The request: Quote the listing below in its entirety, omitting every image.

Material for the task:
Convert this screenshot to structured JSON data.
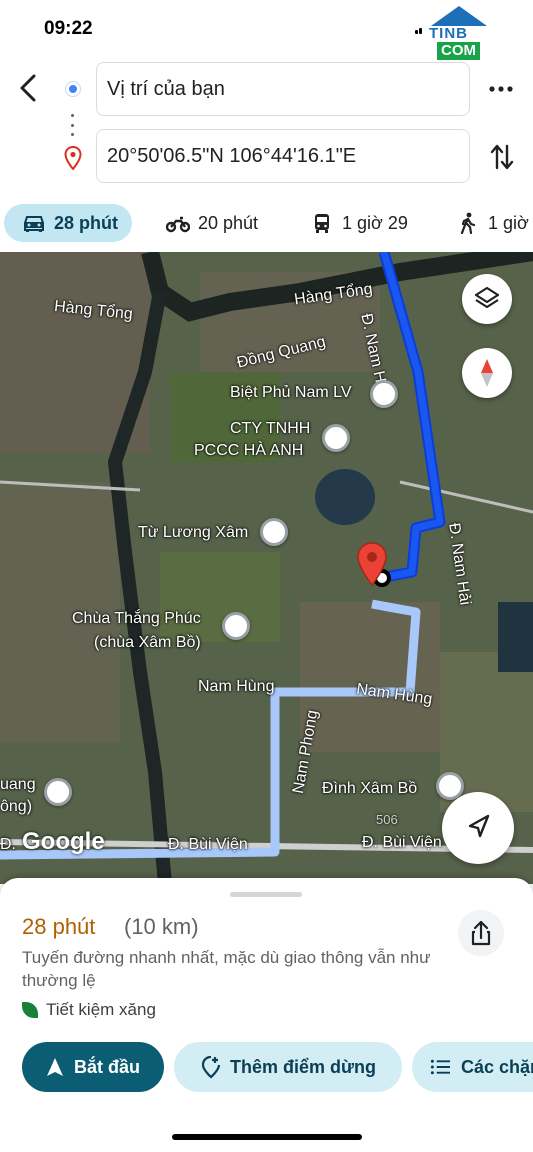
{
  "status_bar": {
    "time": "09:22"
  },
  "watermark": {
    "text_top": "TINB",
    "text_com": "COM"
  },
  "directions": {
    "back_icon": "back-arrow-icon",
    "origin": "Vị trí của bạn",
    "destination": "20°50'06.5\"N 106°44'16.1\"E",
    "more_icon": "more-horizontal-icon",
    "swap_icon": "swap-vertical-icon"
  },
  "modes": [
    {
      "name": "car",
      "icon": "car-icon",
      "label": "28 phút",
      "active": true
    },
    {
      "name": "motorbike",
      "icon": "motorbike-icon",
      "label": "20 phút",
      "active": false
    },
    {
      "name": "transit",
      "icon": "bus-icon",
      "label": "1 giờ 29",
      "active": false
    },
    {
      "name": "walk",
      "icon": "walk-icon",
      "label": "1 giờ",
      "active": false
    }
  ],
  "map": {
    "labels": {
      "hang_tong_1": "Hàng Tổng",
      "hang_tong_2": "Hàng Tổng",
      "dong_quang": "Đồng Quang",
      "nam_hai_1": "Đ. Nam Hải",
      "nam_hai_2": "Đ. Nam Hải",
      "nam_hung_1": "Nam Hùng",
      "nam_hung_2": "Nam Hùng",
      "nam_phong": "Nam Phong",
      "bui_vien_1": "Đ. Bùi Viện",
      "bui_vien_2": "Đ. Bùi Viện",
      "bui_vien_prefix": "Đ.",
      "road_506": "506"
    },
    "pois": {
      "biet_phu": "Biệt Phủ Nam LV",
      "cty_line1": "CTY TNHH",
      "cty_line2": "PCCC HÀ ANH",
      "tu_luong_xam": "Từ Lương Xâm",
      "chua_line1": "Chùa Thắng Phúc",
      "chua_line2": "(chùa Xâm Bồ)",
      "dinh_xam_bo": "Đình Xâm Bồ",
      "left_partial_1": "uang",
      "left_partial_2": "ông)"
    },
    "google_logo": "Google",
    "route_color": "#1a57f0",
    "alt_route_color": "#a8c7fa",
    "pin_color": "#ea4335"
  },
  "route": {
    "time": "28 phút",
    "distance": "(10 km)",
    "description": "Tuyến đường nhanh nhất, mặc dù giao thông vẫn như thường lệ",
    "eco_label": "Tiết kiệm xăng"
  },
  "actions": {
    "start": "Bắt đầu",
    "add_stop": "Thêm điểm dừng",
    "steps": "Các chặng"
  }
}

Solution for this exercise:
Convert this screenshot to structured JSON data.
{
  "status_bar": {
    "time": "09:22"
  },
  "watermark": {
    "text_top": "TINB",
    "text_com": "COM"
  },
  "directions": {
    "back_icon": "back-arrow-icon",
    "origin": "Vị trí của bạn",
    "destination": "20°50'06.5\"N 106°44'16.1\"E",
    "more_icon": "more-horizontal-icon",
    "swap_icon": "swap-vertical-icon"
  },
  "modes": [
    {
      "name": "car",
      "icon": "car-icon",
      "label": "28 phút",
      "active": true
    },
    {
      "name": "motorbike",
      "icon": "motorbike-icon",
      "label": "20 phút",
      "active": false
    },
    {
      "name": "transit",
      "icon": "bus-icon",
      "label": "1 giờ 29",
      "active": false
    },
    {
      "name": "walk",
      "icon": "walk-icon",
      "label": "1 giờ",
      "active": false
    }
  ],
  "map": {
    "labels": {
      "hang_tong_1": "Hàng Tổng",
      "hang_tong_2": "Hàng Tổng",
      "dong_quang": "Đồng Quang",
      "nam_hai_1": "Đ. Nam Hải",
      "nam_hai_2": "Đ. Nam Hải",
      "nam_hung_1": "Nam Hùng",
      "nam_hung_2": "Nam Hùng",
      "nam_phong": "Nam Phong",
      "bui_vien_1": "Đ. Bùi Viện",
      "bui_vien_2": "Đ. Bùi Viện",
      "bui_vien_prefix": "Đ.",
      "road_506": "506"
    },
    "pois": {
      "biet_phu": "Biệt Phủ Nam LV",
      "cty_line1": "CTY TNHH",
      "cty_line2": "PCCC HÀ ANH",
      "tu_luong_xam": "Từ Lương Xâm",
      "chua_line1": "Chùa Thắng Phúc",
      "chua_line2": "(chùa Xâm Bồ)",
      "dinh_xam_bo": "Đình Xâm Bồ",
      "left_partial_1": "uang",
      "left_partial_2": "ông)"
    },
    "google_logo": "Google",
    "route_color": "#1a57f0",
    "alt_route_color": "#a8c7fa",
    "pin_color": "#ea4335"
  },
  "route": {
    "time": "28 phút",
    "distance": "(10 km)",
    "description": "Tuyến đường nhanh nhất, mặc dù giao thông vẫn như thường lệ",
    "eco_label": "Tiết kiệm xăng"
  },
  "actions": {
    "start": "Bắt đầu",
    "add_stop": "Thêm điểm dừng",
    "steps": "Các chặng"
  }
}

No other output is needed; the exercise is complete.